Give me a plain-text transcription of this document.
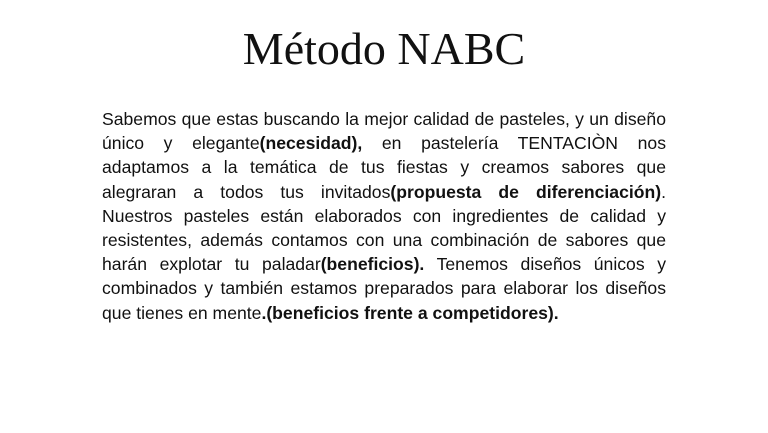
Método NABC

Sabemos que estas buscando la mejor calidad de pasteles, y un diseño único y elegante(necesidad), en pastelería TENTACIÒN nos adaptamos a la temática de tus fiestas y creamos sabores que alegraran a todos tus invitados(propuesta de diferenciación). Nuestros pasteles están elaborados con ingredientes de calidad y resistentes, además contamos con una combinación de sabores que harán explotar tu paladar(beneficios). Tenemos diseños únicos y combinados y también estamos preparados para elaborar los diseños que tienes en mente.(beneficios frente a competidores).
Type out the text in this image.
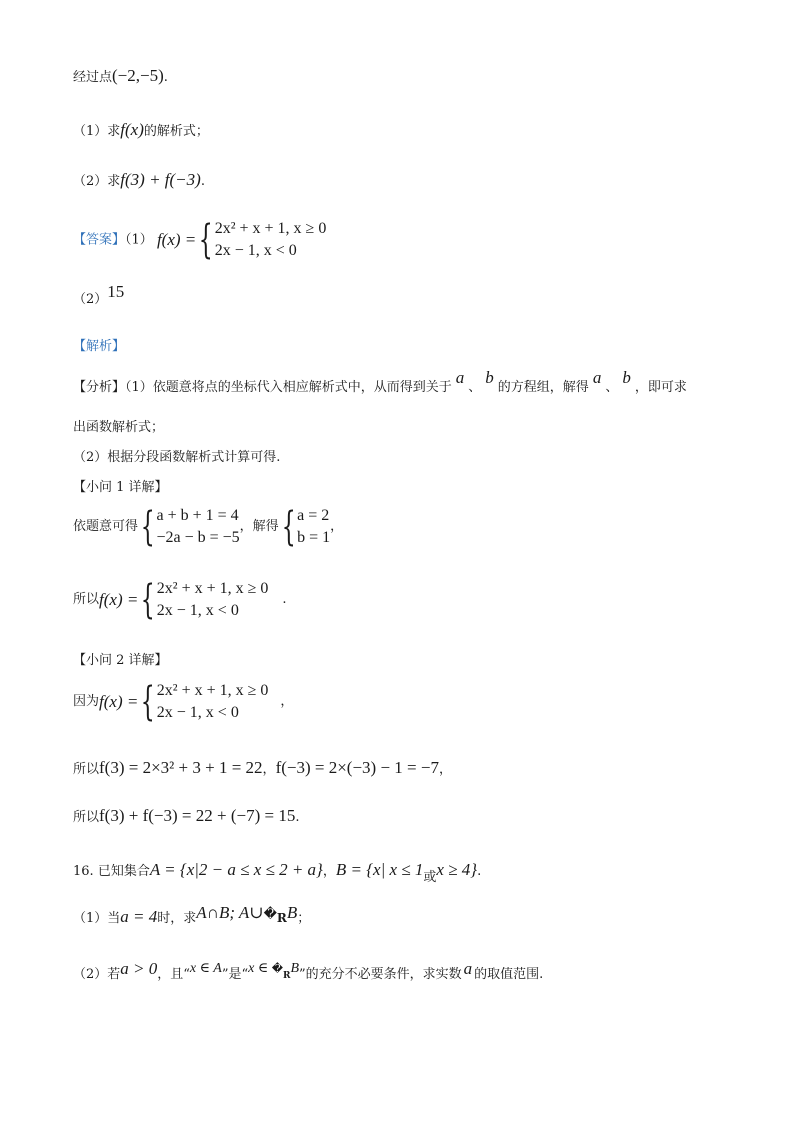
经过点(−2,−5).
（1）求f(x)的解析式；
（2）求f(3) + f(−3).
【答案】（1） f(x) = { 2x² + x + 1, x ≥ 0
2x − 1, x < 0
（2）15
【解析】
【分析】（1）依题意将点的坐标代入相应解析式中，从而得到关于a、b的方程组，解得a、b，即可求
出函数解析式；
（2）根据分段函数解析式计算可得.
【小问 1 详解】
依题意可得 { a + b + 1 = 4
−2a − b = −5
，解得 { a = 2
b = 1
，
所以 f(x) = { 2x² + x + 1, x ≥ 0
2x − 1, x < 0
.
【小问 2 详解】
因为 f(x) = { 2x² + x + 1, x ≥ 0
2x − 1, x < 0
，
所以f(3) = 2×3² + 3 + 1 = 22，f(−3) = 2×(−3) − 1 = −7，
所以f(3) + f(−3) = 22 + (−7) = 15.
16. 已知集合A = {x|2 − a ≤ x ≤ 2 + a}，B = {x| x ≤ 1或x ≥ 4}.
（1）当a = 4时，求A∩B; A∪�RB；
（2）若a > 0，且“x ∈ A”是“x ∈ �RB”的充分不必要条件，求实数 a 的取值范围.
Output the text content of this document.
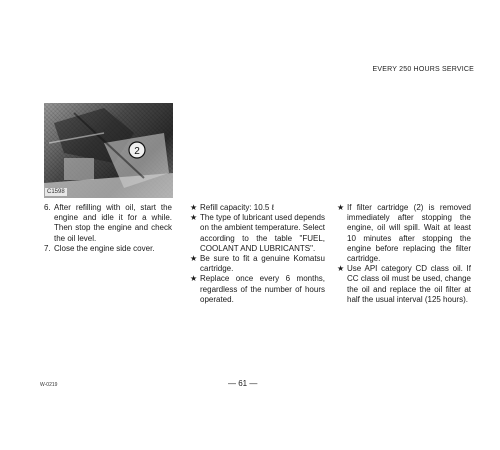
EVERY 250 HOURS SERVICE
2
C1598

6. After refilling with oil, start the engine and idle it for a while. Then stop the engine and check the oil level.

7. Close the engine side cover.

★ Refill capacity: 10.5 ℓ

★ The type of lubricant used depends on the ambient temperature. Select according to the table "FUEL, COOLANT AND LUBRICANTS".

★ Be sure to fit a genuine Komatsu cartridge.

★ Replace once every 6 months, regardless of the number of hours operated.

★ If filter cartridge (2) is removed immediately after stopping the engine, oil will spill. Wait at least 10 minutes after stopping the engine before replacing the filter cartridge.

★ Use API category CD class oil. If CC class oil must be used, change the oil and replace the oil filter at half the usual interval (125 hours).

W-0219	— 61 —
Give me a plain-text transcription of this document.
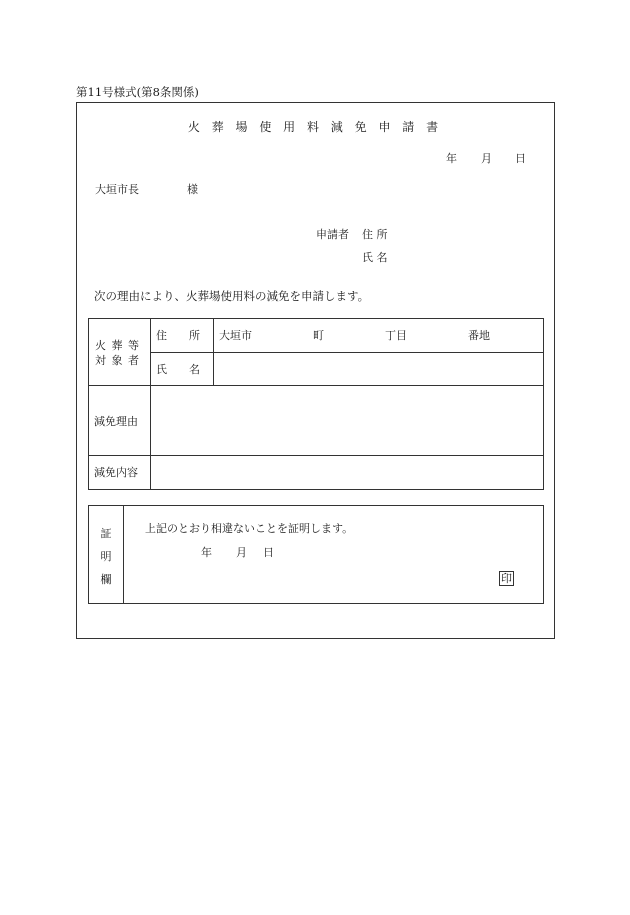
第11号様式(第8条関係)
火 葬 場 使 用 料 減 免 申 請 書
年 月 日
大垣市長	様
申請者 住 所
氏 名
次の理由により、火葬場使用料の減免を申請します。
火 葬 等
対 象 者
住　　所 大垣市	町	丁目	番地
氏　　名
減免理由
減免内容
証
明
欄
上記のとおり相違ないことを証明します。
年 月 日
印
___
From the listing above, return each line with the word "this".

Give me a plain-text transcription of this document.
Type out the text in this image.
Output the text content of this document.
Give me a plain-text transcription of this document.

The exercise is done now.